Stored entries:
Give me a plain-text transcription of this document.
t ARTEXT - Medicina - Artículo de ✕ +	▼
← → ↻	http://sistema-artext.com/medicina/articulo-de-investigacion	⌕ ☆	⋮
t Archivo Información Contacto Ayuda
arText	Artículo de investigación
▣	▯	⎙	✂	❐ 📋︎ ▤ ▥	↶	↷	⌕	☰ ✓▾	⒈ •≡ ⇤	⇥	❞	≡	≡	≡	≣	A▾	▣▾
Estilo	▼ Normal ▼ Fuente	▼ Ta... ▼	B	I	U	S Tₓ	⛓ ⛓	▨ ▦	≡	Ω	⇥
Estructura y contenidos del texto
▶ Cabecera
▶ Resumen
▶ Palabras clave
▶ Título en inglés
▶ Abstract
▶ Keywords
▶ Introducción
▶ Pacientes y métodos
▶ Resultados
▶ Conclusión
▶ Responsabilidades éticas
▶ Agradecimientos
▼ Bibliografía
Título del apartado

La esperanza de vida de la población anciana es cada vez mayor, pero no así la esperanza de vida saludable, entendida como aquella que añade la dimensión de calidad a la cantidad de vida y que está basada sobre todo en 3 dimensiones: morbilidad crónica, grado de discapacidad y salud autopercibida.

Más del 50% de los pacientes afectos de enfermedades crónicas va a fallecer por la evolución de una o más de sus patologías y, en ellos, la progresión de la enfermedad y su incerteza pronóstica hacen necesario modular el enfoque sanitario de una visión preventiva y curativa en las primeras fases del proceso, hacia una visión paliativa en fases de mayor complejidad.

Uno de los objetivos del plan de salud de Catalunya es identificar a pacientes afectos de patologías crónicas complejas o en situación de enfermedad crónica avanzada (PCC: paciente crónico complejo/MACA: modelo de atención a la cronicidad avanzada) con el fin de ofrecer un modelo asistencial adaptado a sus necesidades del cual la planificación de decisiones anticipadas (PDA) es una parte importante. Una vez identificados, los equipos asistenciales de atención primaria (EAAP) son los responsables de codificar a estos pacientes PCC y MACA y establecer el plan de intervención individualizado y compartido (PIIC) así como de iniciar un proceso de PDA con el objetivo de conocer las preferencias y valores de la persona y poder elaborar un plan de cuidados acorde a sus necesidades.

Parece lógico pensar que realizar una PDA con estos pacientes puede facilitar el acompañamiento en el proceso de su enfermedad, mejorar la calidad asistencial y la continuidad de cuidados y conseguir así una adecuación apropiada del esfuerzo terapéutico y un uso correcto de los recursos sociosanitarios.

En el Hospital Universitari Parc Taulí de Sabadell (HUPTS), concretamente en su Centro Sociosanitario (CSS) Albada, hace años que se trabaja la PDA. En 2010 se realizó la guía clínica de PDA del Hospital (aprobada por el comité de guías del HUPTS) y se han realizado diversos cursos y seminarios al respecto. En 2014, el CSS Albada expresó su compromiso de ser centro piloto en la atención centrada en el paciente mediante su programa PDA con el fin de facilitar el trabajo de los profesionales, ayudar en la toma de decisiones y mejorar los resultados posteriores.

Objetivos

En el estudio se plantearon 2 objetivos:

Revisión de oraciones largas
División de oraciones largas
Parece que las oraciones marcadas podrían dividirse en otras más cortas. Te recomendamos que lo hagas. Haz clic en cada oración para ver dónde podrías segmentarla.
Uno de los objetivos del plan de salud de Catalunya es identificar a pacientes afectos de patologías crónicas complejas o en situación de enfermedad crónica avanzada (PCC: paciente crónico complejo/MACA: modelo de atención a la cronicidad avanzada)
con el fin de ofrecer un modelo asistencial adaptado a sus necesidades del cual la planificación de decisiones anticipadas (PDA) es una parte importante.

* * *

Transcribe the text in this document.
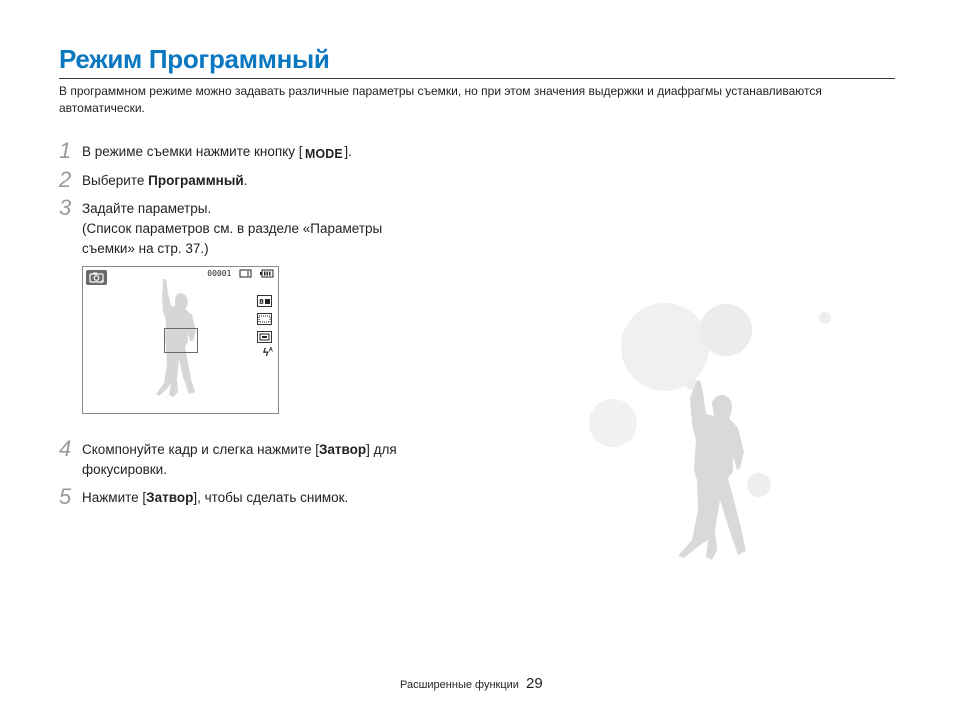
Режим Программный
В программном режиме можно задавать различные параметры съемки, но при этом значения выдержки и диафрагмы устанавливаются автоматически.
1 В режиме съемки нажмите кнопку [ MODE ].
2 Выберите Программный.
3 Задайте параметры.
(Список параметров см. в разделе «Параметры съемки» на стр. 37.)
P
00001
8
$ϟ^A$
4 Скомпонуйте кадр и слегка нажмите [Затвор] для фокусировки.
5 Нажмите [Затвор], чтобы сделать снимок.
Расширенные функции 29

EXERCISE PROMPT = Copy each line of the data that contains the word "document".

FINAL RESULT =
Give me a plain-text transcription of this document.
Transcribe the text in this document.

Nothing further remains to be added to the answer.